## EXERCISE DESCRIPTION
Among the lines below, count those containing the word "أخرى". Give the number only.

** start DATA ROWS **

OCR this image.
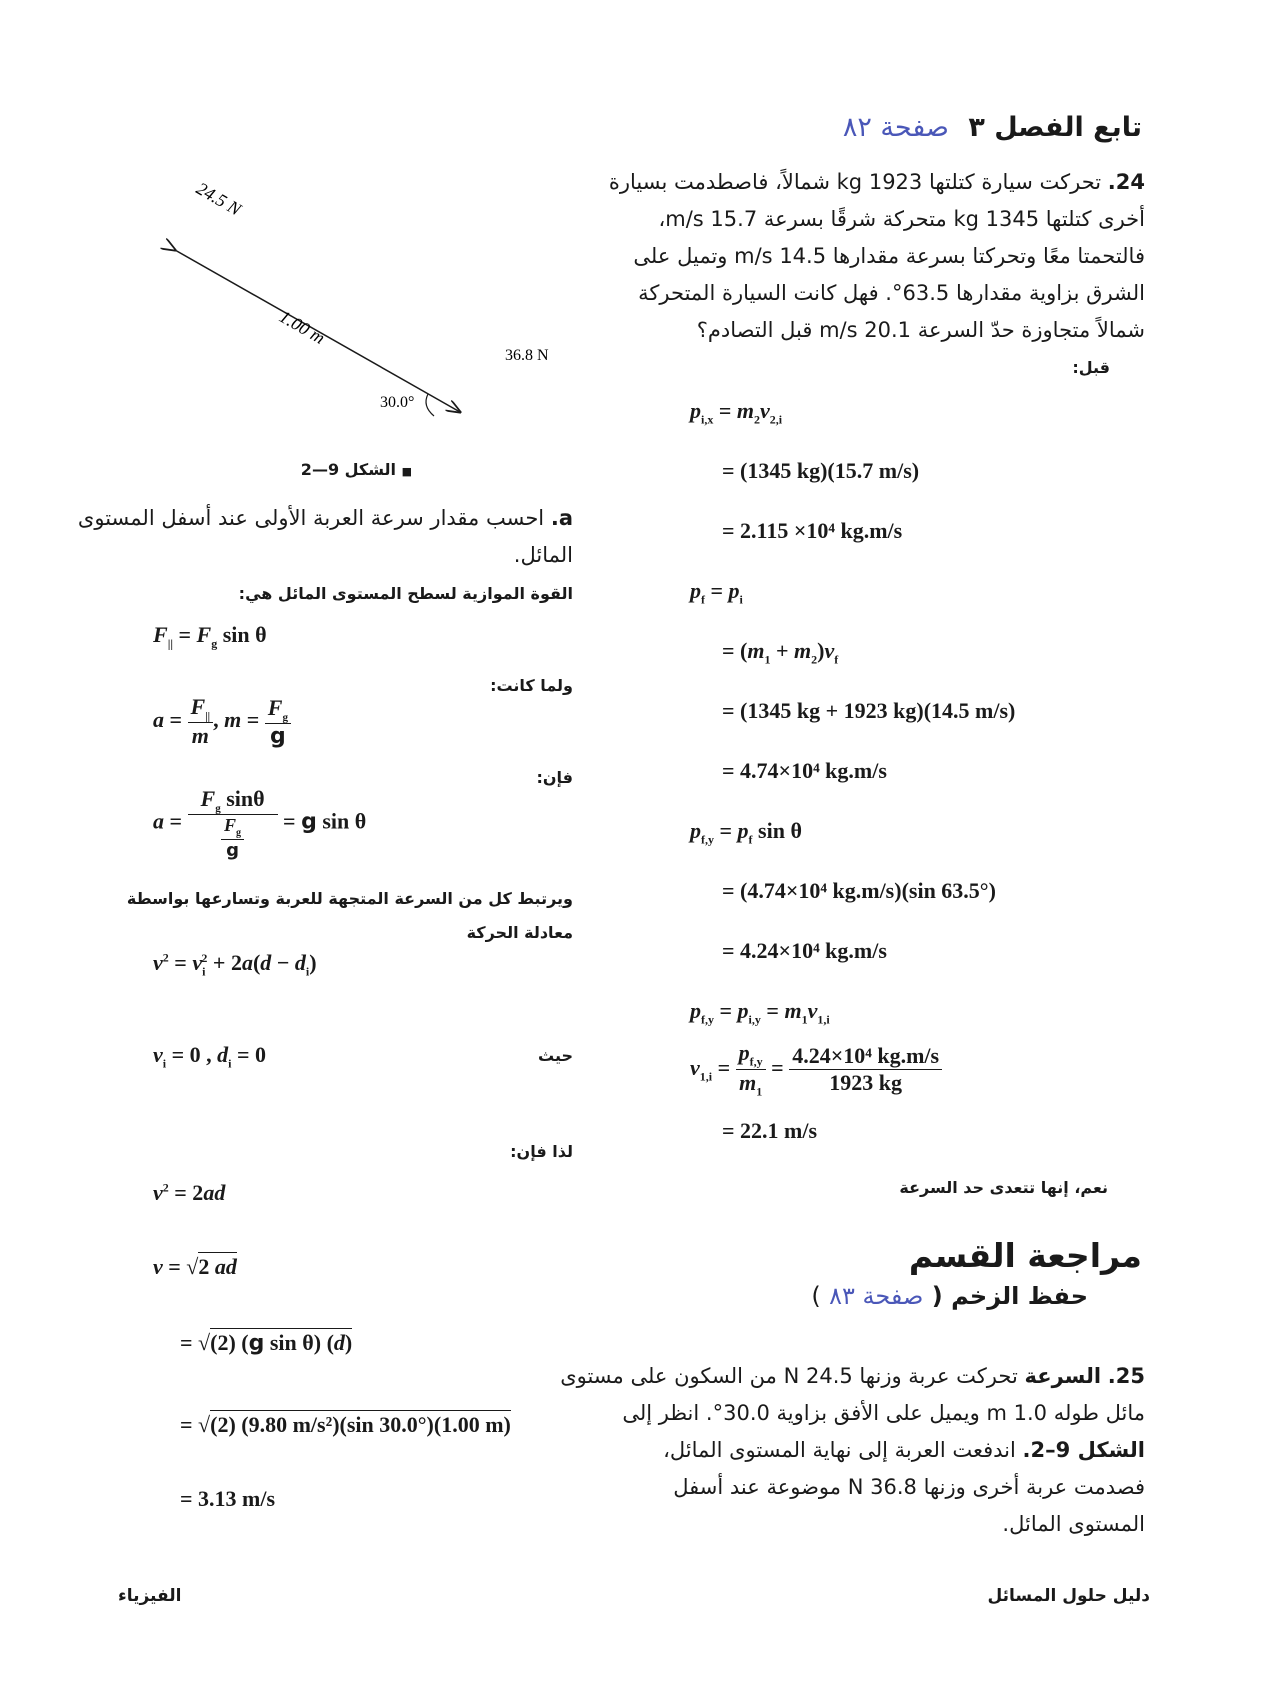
تابع الفصل ٣ صفحة ٨٢
24. تحركت سيارة كتلتها 1923 kg شمالاً، فاصطدمت بسيارة
أخرى كتلتها 1345 kg متحركة شرقًا بسرعة 15.7 m/s،
فالتحمتا معًا وتحركتا بسرعة مقدارها 14.5 m/s وتميل على
الشرق بزاوية مقدارها 63.5°. فهل كانت السيارة المتحركة
شمالاً متجاوزة حدّ السرعة 20.1 m/s قبل التصادم؟
قبل:
$p_{i,x} = m_2v_{2,i}$
= (1345 kg)(15.7 m/s)
= 2.115 ×10⁴ kg.m/s
$p_f = p_i$
= $(m_1 + m_2)v_f$
= (1345 kg + 1923 kg)(14.5 m/s)
= 4.74×10⁴ kg.m/s
$p_{f,y} = p_f$ sin θ
= (4.74×10⁴ kg.m/s)(sin 63.5°)
= 4.24×10⁴ kg.m/s
$p_{f,y} = p_{i,y} = m_1v_{1,i}$
$v_{1,i} = \frac{p_{f,y}}{m_1} = \frac{\text{4.24×10⁴ kg.m/s}}{1923 kg}$
= 22.1 m/s
نعم، إنها تتعدى حد السرعة
مراجعة القسم
حفظ الزخم ( صفحة ٨٣ )
25. السرعة تحركت عربة وزنها 24.5 N من السكون على مستوى
مائل طوله 1.0 m ويميل على الأفق بزاوية 30.0°. انظر إلى
الشكل 9–2. اندفعت العربة إلى نهاية المستوى المائل،
فصدمت عربة أخرى وزنها 36.8 N موضوعة عند أسفل
المستوى المائل.
24.5 N
1.00 m
30.0°
36.8 N
■ الشكل 9—2
a. احسب مقدار سرعة العربة الأولى عند أسفل المستوى
المائل.
القوة الموازية لسطح المستوى المائل هي:
$F_{||} = F_g$ sin θ
ولما كانت:
$a = \frac{F_{||}}{m}$ , $m = \frac{F_g}{g}$
فإن:
$a = \frac{F_g \sin\theta}{\frac{F_g}{g}} = g$ sin θ
ويرتبط كل من السرعة المتجهة للعربة وتسارعها بواسطة
معادلة الحركة
$v^2 = v_i^2 + 2a(d - d_i)$
$v_i = 0$ , $d_i = 0$	حيث
لذا فإن:
$v^2 = 2ad$
v = √2 ad
= √(2) (g sin θ) (d)
= √(2) (9.80 m/s²)(sin 30.0°)(1.00 m)
= 3.13 m/s
الفيزياء	دليل حلول المسائل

** end DATA ROWS **

## TASK OUTPUT
2